Dataset entries —
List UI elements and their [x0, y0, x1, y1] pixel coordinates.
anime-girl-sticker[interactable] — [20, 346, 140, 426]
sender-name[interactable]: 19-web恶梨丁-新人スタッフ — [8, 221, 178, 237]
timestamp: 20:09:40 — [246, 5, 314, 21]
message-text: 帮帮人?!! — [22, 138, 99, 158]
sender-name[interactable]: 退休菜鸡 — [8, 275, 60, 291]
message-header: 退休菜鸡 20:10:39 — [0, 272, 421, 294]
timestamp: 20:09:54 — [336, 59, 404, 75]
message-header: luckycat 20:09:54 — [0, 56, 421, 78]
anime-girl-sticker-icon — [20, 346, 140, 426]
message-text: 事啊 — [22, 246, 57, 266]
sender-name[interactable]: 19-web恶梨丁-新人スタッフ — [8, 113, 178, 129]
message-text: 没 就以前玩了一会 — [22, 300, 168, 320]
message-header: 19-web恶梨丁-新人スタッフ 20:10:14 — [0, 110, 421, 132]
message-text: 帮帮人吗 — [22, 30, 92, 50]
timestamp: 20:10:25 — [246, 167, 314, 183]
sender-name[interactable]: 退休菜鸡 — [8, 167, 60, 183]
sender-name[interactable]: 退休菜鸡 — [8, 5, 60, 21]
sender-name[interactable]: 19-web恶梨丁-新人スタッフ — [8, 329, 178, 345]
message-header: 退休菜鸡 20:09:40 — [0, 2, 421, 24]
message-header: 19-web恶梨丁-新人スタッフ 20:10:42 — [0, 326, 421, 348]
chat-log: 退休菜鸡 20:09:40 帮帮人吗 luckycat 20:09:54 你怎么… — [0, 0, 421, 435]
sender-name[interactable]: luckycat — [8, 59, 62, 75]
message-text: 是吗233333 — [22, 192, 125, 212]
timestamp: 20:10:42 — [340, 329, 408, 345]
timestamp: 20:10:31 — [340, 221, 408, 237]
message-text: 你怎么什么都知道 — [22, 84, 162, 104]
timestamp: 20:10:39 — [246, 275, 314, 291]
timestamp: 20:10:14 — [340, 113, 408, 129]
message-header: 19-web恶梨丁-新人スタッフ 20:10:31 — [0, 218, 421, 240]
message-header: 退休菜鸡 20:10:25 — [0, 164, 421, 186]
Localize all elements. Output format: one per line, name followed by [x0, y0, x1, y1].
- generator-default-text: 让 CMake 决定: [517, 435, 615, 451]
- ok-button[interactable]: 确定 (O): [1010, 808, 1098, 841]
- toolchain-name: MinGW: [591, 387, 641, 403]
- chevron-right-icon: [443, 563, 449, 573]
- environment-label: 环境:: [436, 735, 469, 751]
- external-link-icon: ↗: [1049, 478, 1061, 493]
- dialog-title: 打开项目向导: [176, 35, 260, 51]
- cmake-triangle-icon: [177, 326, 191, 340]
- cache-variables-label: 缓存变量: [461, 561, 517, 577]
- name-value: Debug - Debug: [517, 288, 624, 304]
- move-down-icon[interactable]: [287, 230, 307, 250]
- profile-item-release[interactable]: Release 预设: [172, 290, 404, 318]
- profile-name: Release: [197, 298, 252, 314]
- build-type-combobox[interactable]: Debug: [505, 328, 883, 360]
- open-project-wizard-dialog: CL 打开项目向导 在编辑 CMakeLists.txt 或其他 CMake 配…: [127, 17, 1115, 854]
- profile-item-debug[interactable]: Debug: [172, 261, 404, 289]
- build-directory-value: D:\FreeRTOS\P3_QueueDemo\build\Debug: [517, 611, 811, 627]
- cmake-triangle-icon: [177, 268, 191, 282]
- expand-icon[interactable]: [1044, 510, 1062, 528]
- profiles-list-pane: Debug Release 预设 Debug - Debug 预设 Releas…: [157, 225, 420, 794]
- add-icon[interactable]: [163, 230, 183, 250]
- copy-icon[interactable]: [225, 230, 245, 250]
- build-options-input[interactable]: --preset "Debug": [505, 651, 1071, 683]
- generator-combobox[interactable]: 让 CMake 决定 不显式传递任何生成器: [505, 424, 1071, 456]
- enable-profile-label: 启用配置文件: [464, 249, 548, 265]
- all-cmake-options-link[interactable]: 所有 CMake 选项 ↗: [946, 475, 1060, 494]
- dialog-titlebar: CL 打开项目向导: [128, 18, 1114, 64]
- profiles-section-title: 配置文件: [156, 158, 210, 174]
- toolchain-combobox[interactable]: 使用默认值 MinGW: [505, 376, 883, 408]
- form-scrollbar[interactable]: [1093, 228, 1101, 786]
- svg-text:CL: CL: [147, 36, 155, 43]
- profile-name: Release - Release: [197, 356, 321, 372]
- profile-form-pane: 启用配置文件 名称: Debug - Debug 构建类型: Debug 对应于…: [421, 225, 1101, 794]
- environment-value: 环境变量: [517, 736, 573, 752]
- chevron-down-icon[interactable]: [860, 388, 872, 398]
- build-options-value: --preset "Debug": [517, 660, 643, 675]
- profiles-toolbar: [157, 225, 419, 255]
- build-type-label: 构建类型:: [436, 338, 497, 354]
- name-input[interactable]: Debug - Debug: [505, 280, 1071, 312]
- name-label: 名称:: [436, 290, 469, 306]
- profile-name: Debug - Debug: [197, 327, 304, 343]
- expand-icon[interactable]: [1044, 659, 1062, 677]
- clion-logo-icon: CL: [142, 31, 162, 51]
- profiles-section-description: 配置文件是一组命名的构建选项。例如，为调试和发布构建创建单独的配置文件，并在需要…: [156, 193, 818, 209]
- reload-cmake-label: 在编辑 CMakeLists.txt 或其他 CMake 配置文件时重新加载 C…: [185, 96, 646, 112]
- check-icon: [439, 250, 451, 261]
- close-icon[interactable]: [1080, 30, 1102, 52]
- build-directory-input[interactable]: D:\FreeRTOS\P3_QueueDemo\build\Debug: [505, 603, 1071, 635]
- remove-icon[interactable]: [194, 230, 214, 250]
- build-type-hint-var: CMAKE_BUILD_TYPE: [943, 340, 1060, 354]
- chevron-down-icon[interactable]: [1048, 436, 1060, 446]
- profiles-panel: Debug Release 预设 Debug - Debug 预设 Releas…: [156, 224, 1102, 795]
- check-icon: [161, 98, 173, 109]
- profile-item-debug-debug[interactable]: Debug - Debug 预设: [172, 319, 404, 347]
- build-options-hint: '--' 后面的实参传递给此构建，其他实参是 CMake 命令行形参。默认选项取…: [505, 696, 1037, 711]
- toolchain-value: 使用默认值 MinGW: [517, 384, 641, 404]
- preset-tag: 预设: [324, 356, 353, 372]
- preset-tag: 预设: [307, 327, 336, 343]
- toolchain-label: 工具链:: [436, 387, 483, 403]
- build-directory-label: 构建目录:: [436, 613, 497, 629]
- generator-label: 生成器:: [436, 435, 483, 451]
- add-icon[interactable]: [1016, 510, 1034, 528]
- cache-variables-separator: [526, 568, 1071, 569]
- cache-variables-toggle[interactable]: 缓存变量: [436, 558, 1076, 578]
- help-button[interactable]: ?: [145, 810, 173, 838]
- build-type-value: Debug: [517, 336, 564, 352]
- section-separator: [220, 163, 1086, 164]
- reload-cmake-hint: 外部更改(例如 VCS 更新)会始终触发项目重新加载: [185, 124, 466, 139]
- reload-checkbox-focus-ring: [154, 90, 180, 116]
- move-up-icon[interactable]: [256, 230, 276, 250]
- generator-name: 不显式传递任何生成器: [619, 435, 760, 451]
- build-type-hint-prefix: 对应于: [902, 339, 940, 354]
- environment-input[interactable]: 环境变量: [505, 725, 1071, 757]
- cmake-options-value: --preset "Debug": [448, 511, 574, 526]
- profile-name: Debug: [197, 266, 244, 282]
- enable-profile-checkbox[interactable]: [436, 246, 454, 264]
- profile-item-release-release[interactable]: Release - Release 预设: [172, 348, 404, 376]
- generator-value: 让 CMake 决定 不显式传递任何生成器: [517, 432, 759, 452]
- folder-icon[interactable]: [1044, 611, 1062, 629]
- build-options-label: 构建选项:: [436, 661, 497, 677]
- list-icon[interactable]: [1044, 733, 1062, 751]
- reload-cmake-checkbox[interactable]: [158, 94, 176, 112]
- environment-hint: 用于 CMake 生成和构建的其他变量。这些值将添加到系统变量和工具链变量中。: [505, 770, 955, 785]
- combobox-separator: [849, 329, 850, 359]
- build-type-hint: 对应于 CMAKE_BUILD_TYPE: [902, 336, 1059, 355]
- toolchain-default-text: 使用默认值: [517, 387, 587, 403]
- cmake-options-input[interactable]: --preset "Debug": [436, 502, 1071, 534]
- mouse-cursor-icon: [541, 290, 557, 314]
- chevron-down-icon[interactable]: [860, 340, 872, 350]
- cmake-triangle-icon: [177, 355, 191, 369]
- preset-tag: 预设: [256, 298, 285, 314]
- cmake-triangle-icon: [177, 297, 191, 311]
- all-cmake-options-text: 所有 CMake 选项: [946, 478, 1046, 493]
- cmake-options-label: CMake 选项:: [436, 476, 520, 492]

TASK DETAILS — Copy the lines verbatim, covering the stretch from the start of the lines through the line that contains "message-text: 事啊 — [22, 246, 57, 266]".

THE RESULT —
List UI elements and their [x0, y0, x1, y1] pixel coordinates.
anime-girl-sticker[interactable] — [20, 346, 140, 426]
sender-name[interactable]: 19-web恶梨丁-新人スタッフ — [8, 221, 178, 237]
timestamp: 20:09:40 — [246, 5, 314, 21]
message-text: 帮帮人?!! — [22, 138, 99, 158]
sender-name[interactable]: 退休菜鸡 — [8, 275, 60, 291]
message-header: 退休菜鸡 20:10:39 — [0, 272, 421, 294]
timestamp: 20:09:54 — [336, 59, 404, 75]
message-header: luckycat 20:09:54 — [0, 56, 421, 78]
anime-girl-sticker-icon — [20, 346, 140, 426]
message-text: 事啊 — [22, 246, 57, 266]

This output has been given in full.